What you need to do »
Copy the records word for word, beginning with their first line and ending with the line that contains "202, 366, 232]", with both of those lines included.

Material provided »
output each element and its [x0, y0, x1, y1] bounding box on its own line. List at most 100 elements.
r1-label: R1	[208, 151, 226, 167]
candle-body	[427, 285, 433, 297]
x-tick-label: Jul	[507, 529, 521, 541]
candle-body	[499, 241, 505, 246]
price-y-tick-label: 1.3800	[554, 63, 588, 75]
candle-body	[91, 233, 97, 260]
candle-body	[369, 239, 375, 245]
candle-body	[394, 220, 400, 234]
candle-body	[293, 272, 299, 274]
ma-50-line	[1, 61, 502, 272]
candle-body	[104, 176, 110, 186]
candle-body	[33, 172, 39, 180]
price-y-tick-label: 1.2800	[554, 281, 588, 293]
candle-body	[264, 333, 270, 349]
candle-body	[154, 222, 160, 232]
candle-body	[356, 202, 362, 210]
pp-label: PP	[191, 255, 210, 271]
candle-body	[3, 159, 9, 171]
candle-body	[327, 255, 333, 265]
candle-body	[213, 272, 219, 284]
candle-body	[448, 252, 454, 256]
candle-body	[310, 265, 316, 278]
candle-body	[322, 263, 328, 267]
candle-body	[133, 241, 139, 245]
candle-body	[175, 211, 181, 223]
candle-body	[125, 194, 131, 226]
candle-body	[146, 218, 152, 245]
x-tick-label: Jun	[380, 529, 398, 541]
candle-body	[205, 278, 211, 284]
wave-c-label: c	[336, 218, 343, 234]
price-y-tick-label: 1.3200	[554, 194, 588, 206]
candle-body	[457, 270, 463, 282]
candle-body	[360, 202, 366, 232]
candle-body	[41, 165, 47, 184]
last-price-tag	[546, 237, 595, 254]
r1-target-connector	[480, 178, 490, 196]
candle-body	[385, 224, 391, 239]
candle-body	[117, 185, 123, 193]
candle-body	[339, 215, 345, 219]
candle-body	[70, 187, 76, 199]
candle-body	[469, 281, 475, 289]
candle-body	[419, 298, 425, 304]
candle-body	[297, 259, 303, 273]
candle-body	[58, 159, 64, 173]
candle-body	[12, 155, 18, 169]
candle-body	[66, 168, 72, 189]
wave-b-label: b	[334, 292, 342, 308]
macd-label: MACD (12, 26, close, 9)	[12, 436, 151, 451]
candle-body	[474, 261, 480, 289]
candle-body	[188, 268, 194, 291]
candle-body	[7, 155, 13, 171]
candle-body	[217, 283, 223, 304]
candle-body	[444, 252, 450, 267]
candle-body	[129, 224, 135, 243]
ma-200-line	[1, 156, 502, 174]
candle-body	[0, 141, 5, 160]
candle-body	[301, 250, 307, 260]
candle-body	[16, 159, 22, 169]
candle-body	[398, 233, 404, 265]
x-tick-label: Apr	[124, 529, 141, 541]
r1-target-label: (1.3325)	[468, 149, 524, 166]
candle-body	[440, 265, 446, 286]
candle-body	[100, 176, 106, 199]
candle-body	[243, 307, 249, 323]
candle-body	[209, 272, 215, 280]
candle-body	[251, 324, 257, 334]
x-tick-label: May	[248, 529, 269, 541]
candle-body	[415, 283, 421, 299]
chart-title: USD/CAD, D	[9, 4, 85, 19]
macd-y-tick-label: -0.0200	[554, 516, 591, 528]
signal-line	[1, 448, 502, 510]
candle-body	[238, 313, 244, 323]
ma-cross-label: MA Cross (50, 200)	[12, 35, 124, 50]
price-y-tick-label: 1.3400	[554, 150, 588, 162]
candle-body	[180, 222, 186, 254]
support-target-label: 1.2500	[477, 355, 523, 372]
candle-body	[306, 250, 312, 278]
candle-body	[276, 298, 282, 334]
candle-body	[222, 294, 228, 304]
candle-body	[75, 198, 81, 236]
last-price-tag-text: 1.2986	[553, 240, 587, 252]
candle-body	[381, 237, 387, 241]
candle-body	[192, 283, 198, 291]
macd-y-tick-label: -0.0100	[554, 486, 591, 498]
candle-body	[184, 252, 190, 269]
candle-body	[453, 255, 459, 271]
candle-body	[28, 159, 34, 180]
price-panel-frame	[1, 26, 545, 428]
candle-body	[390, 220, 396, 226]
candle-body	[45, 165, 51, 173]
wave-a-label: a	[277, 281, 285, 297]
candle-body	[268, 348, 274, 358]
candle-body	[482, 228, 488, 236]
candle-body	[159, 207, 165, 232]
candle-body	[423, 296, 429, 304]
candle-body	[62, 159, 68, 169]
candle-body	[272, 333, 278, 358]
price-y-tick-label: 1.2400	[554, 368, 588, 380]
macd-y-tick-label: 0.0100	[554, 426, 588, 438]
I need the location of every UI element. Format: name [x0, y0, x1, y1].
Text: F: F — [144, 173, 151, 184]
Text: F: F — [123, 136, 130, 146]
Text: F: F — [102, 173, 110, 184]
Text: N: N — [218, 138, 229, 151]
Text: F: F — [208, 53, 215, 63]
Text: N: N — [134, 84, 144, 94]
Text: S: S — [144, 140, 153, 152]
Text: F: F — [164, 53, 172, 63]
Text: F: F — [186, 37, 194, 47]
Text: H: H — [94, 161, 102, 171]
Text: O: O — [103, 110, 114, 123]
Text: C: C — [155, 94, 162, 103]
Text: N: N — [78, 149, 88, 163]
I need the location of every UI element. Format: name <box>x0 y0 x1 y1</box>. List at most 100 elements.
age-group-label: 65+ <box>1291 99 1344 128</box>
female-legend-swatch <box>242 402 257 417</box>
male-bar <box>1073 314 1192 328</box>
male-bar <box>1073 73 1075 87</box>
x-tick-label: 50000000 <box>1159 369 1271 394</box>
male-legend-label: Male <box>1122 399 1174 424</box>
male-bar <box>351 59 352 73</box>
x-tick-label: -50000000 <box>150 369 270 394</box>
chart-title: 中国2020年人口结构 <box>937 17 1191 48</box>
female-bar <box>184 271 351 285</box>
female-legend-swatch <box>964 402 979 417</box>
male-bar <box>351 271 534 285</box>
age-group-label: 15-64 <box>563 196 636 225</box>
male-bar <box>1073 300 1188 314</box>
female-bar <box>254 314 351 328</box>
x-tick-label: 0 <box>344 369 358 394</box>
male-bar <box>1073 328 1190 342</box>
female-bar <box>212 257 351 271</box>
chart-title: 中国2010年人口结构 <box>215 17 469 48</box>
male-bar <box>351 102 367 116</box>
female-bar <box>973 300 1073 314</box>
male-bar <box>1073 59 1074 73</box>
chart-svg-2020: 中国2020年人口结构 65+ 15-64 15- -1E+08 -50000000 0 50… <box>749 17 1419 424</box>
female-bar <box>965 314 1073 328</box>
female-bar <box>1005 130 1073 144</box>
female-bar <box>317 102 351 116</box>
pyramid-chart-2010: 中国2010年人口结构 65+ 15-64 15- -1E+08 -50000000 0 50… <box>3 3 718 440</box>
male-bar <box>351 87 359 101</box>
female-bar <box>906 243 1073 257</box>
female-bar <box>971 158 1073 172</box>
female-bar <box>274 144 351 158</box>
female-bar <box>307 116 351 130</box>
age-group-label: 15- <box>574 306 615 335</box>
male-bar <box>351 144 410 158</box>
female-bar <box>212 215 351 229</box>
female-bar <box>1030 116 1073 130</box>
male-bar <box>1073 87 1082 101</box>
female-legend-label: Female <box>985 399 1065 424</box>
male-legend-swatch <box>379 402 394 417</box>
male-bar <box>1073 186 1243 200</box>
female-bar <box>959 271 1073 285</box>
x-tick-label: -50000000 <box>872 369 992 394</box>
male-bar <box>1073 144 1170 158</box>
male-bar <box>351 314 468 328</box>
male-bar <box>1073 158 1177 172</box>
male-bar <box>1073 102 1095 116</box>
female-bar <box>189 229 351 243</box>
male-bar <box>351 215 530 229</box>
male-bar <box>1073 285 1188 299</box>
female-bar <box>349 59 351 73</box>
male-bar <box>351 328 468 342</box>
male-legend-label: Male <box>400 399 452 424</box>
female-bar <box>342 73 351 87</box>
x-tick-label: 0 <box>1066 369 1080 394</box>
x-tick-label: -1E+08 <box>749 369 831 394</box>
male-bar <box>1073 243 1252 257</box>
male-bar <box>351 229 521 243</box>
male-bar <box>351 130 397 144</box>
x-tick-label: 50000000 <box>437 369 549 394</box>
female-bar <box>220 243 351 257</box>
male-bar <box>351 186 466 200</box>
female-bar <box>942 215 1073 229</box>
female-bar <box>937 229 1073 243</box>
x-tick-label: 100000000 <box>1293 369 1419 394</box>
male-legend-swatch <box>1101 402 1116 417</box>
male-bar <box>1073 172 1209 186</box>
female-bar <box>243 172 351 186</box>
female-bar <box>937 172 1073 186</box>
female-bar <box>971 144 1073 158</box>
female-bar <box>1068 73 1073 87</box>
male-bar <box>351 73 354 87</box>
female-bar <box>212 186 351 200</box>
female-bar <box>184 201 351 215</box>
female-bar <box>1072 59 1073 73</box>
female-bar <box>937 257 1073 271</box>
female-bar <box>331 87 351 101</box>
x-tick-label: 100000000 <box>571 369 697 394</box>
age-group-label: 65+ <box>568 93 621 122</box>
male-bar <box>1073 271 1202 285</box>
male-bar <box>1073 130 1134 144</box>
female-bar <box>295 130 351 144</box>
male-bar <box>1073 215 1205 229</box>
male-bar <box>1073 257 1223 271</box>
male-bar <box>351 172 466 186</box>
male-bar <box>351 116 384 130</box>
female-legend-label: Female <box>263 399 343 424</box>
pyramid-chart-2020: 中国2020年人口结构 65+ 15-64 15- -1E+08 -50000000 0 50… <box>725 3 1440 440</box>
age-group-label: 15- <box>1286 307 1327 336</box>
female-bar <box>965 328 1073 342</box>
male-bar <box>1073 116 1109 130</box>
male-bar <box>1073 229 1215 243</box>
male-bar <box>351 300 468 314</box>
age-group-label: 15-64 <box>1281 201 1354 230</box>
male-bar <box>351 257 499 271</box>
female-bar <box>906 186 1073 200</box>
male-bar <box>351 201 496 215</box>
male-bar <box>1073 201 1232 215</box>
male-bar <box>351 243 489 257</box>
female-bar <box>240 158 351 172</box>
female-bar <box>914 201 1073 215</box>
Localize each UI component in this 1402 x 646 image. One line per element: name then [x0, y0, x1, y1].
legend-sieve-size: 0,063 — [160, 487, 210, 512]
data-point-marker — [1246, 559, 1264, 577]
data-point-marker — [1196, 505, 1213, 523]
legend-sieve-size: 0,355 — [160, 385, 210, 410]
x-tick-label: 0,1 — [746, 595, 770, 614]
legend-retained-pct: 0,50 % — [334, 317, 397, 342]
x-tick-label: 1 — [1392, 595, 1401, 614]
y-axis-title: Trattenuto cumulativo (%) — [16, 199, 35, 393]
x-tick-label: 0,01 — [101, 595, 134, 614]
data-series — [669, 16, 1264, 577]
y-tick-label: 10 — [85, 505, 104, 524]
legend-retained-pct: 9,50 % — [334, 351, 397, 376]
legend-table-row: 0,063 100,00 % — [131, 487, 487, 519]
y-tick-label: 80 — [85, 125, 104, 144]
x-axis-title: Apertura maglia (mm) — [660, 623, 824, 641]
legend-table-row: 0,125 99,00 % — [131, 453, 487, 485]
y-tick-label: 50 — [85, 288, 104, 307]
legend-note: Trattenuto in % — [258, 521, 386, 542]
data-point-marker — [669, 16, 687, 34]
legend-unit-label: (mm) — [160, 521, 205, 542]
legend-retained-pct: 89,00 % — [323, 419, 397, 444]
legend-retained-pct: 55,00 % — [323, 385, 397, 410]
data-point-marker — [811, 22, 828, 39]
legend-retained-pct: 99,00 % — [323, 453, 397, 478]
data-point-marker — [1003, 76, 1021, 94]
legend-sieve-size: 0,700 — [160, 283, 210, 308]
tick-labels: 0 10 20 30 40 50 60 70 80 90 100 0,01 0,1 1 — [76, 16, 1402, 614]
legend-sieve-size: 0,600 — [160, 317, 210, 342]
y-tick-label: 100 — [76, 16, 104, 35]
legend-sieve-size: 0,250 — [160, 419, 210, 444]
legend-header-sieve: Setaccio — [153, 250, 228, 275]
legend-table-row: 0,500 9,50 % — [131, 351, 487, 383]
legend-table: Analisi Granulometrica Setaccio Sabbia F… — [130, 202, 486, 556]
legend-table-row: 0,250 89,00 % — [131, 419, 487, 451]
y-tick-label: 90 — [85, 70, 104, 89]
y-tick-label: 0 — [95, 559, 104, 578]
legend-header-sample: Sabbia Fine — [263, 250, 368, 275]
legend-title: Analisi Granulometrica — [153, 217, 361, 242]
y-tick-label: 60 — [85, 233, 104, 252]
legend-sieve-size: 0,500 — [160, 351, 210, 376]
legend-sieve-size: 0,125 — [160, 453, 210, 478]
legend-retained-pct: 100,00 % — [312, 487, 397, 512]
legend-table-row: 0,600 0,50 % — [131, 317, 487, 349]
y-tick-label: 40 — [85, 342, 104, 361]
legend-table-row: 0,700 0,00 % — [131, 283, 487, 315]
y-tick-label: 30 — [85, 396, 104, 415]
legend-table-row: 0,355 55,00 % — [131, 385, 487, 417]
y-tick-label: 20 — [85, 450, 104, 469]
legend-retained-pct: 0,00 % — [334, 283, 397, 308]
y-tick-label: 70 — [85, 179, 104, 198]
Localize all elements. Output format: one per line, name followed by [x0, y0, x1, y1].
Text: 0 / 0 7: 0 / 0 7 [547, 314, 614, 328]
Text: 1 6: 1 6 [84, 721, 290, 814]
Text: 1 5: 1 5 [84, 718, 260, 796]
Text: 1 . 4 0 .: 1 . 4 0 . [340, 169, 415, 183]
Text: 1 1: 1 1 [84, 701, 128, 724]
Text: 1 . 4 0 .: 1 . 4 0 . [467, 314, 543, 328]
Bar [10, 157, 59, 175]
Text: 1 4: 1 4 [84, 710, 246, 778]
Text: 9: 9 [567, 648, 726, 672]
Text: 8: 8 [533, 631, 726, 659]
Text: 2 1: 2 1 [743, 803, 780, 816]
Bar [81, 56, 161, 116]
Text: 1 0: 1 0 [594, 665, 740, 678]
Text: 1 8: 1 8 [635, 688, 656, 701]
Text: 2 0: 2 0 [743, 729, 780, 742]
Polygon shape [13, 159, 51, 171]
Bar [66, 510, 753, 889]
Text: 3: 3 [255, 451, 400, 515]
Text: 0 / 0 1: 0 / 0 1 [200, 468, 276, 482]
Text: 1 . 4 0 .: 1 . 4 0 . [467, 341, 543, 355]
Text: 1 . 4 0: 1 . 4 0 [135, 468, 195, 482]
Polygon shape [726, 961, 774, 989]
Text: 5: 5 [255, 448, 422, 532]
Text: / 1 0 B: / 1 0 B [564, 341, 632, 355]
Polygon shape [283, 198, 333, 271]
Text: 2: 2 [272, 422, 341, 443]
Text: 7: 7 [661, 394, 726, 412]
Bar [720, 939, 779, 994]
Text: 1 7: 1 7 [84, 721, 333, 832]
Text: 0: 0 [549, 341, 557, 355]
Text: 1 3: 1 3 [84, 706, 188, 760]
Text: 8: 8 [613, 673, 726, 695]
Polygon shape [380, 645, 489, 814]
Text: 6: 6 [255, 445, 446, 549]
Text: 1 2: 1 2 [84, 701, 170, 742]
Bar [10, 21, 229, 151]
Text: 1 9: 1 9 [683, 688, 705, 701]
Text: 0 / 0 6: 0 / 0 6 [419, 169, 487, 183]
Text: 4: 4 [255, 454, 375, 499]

Exercise response »
output each element and its [x0, y0, x1, y1] bounding box on its own line. List at most 100 elements.
r1-label: R1	[208, 151, 226, 167]
candle-body	[427, 285, 433, 297]
x-tick-label: Jul	[507, 529, 521, 541]
candle-body	[499, 241, 505, 246]
price-y-tick-label: 1.3800	[554, 63, 588, 75]
candle-body	[91, 233, 97, 260]
candle-body	[369, 239, 375, 245]
candle-body	[394, 220, 400, 234]
candle-body	[293, 272, 299, 274]
ma-50-line	[1, 61, 502, 272]
candle-body	[104, 176, 110, 186]
candle-body	[33, 172, 39, 180]
price-y-tick-label: 1.2800	[554, 281, 588, 293]
candle-body	[264, 333, 270, 349]
candle-body	[154, 222, 160, 232]
candle-body	[356, 202, 362, 210]
pp-label: PP	[191, 255, 210, 271]
candle-body	[3, 159, 9, 171]
candle-body	[327, 255, 333, 265]
candle-body	[213, 272, 219, 284]
candle-body	[448, 252, 454, 256]
candle-body	[310, 265, 316, 278]
candle-body	[322, 263, 328, 267]
candle-body	[133, 241, 139, 245]
candle-body	[175, 211, 181, 223]
candle-body	[125, 194, 131, 226]
candle-body	[146, 218, 152, 245]
x-tick-label: Jun	[380, 529, 398, 541]
candle-body	[205, 278, 211, 284]
wave-c-label: c	[336, 218, 343, 234]
price-y-tick-label: 1.3200	[554, 194, 588, 206]
candle-body	[457, 270, 463, 282]
candle-body	[360, 202, 366, 232]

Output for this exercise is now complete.